- [TASK DESCRIPTION]: Repeat the material verbatim. Images are excluded from the copy.

─── ENTRIES ───

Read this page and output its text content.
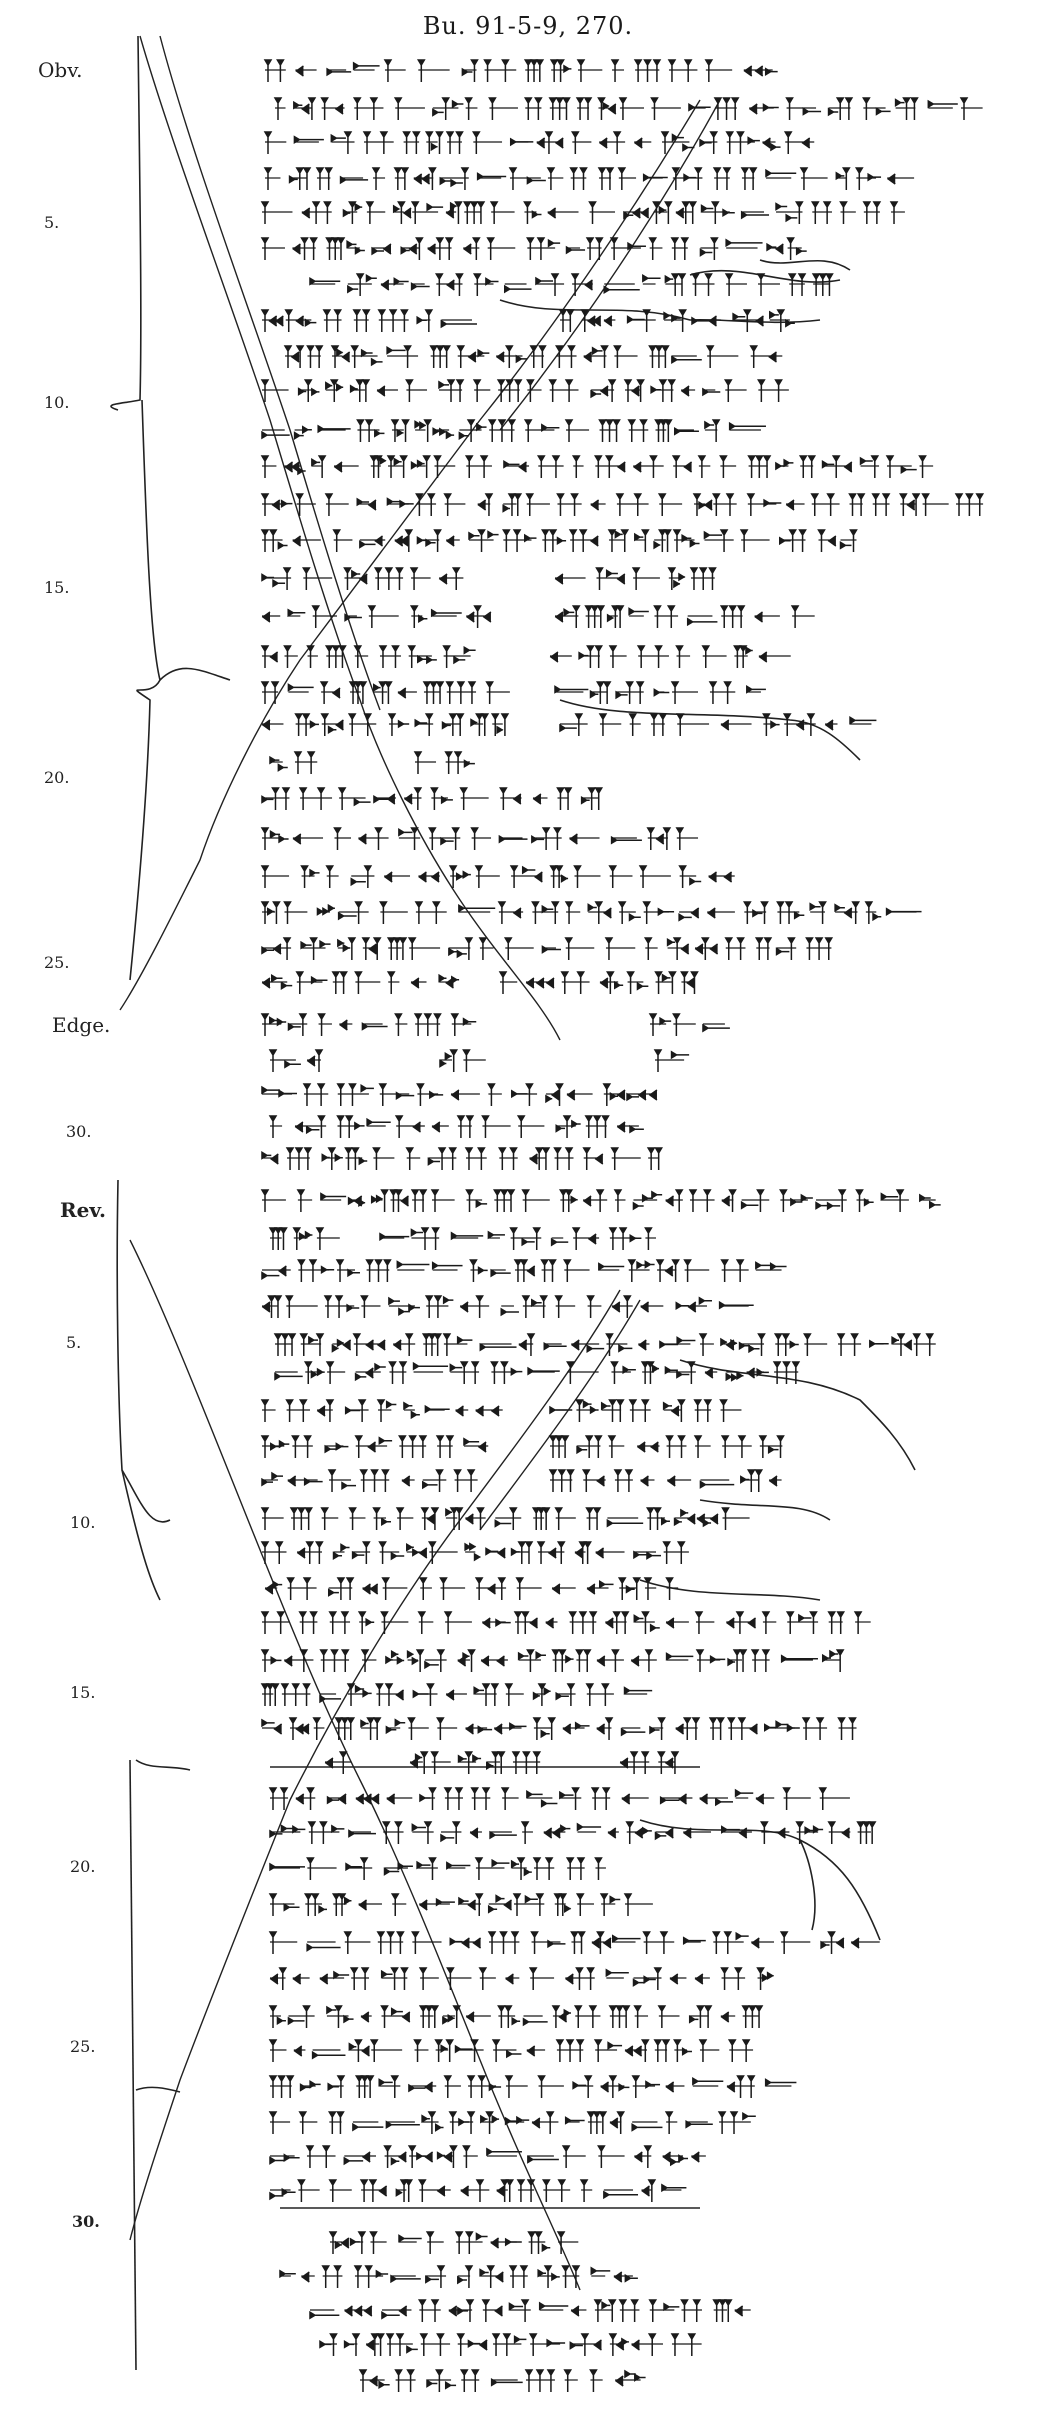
Bu. 91-5-9, 270.
Obv.
5.
10.
15.
20.
25.
Edge.
30.
Rev.
5.
10.
15.
20.
25.
30.
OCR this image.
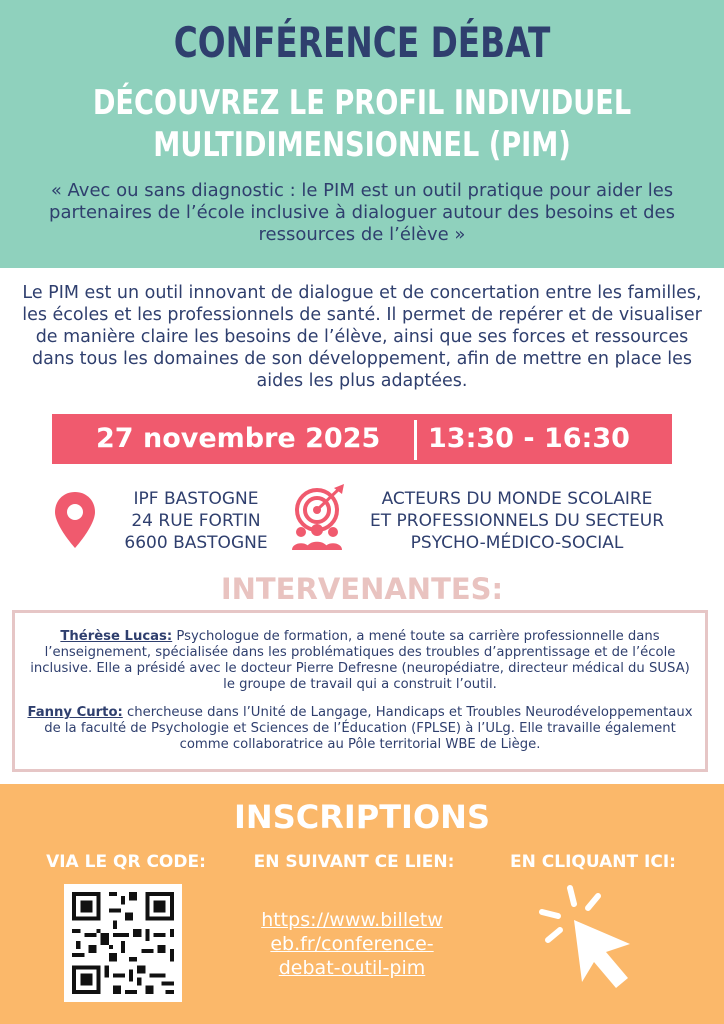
CONFÉRENCE DÉBAT
DÉCOUVREZ LE PROFIL INDIVIDUEL
MULTIDIMENSIONNEL (PIM)
« Avec ou sans diagnostic : le PIM est un outil pratique pour aider les partenaires de l’école inclusive à dialoguer autour des besoins et des ressources de l’élève »
Le PIM est un outil innovant de dialogue et de concertation entre les familles, les écoles et les professionnels de santé. Il permet de repérer et de visualiser de manière claire les besoins de l’élève, ainsi que ses forces et ressources dans tous les domaines de son développement, afin de mettre en place les aides les plus adaptées.
27 novembre 2025 13:30 - 16:30
IPF BASTOGNE
24 RUE FORTIN
6600 BASTOGNE
ACTEURS DU MONDE SCOLAIRE
ET PROFESSIONNELS DU SECTEUR
PSYCHO-MÉDICO-SOCIAL
INTERVENANTES:
Thérèse Lucas: Psychologue de formation, a mené toute sa carrière professionnelle dans l’enseignement, spécialisée dans les problématiques des troubles d’apprentissage et de l’école inclusive. Elle a présidé avec le docteur Pierre Defresne (neuropédiatre, directeur médical du SUSA) le groupe de travail qui a construit l’outil.
Fanny Curto: chercheuse dans l’Unité de Langage, Handicaps et Troubles Neurodéveloppementaux de la faculté de Psychologie et Sciences de l’Éducation (FPLSE) à l’ULg. Elle travaille également comme collaboratrice au Pôle territorial WBE de Liège.
INSCRIPTIONS
VIA LE QR CODE:	EN SUIVANT CE LIEN:	EN CLIQUANT ICI:
https://www.billetw
eb.fr/conference-
debat-outil-pim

───

- [SOLUTION TO THE EXERCISE]:
Read this page and output its text content.
Bu. 91-5-9, 270.
Obv.
5.
10.
15.
20.
25.
Edge.
30.
Rev.
5.
10.
15.
20.
25.
30.
OCR this image.
CONFÉRENCE DÉBAT
DÉCOUVREZ LE PROFIL INDIVIDUEL
MULTIDIMENSIONNEL (PIM)
« Avec ou sans diagnostic : le PIM est un outil pratique pour aider les partenaires de l’école inclusive à dialoguer autour des besoins et des ressources de l’élève »
Le PIM est un outil innovant de dialogue et de concertation entre les familles, les écoles et les professionnels de santé. Il permet de repérer et de visualiser de manière claire les besoins de l’élève, ainsi que ses forces et ressources dans tous les domaines de son développement, afin de mettre en place les aides les plus adaptées.
27 novembre 2025 13:30 - 16:30
IPF BASTOGNE
24 RUE FORTIN
6600 BASTOGNE
ACTEURS DU MONDE SCOLAIRE
ET PROFESSIONNELS DU SECTEUR
PSYCHO-MÉDICO-SOCIAL
INTERVENANTES:
Thérèse Lucas: Psychologue de formation, a mené toute sa carrière professionnelle dans l’enseignement, spécialisée dans les problématiques des troubles d’apprentissage et de l’école inclusive. Elle a présidé avec le docteur Pierre Defresne (neuropédiatre, directeur médical du SUSA) le groupe de travail qui a construit l’outil.
Fanny Curto: chercheuse dans l’Unité de Langage, Handicaps et Troubles Neurodéveloppementaux de la faculté de Psychologie et Sciences de l’Éducation (FPLSE) à l’ULg. Elle travaille également comme collaboratrice au Pôle territorial WBE de Liège.
INSCRIPTIONS
VIA LE QR CODE:	EN SUIVANT CE LIEN:	EN CLIQUANT ICI:
https://www.billetw
eb.fr/conference-
debat-outil-pim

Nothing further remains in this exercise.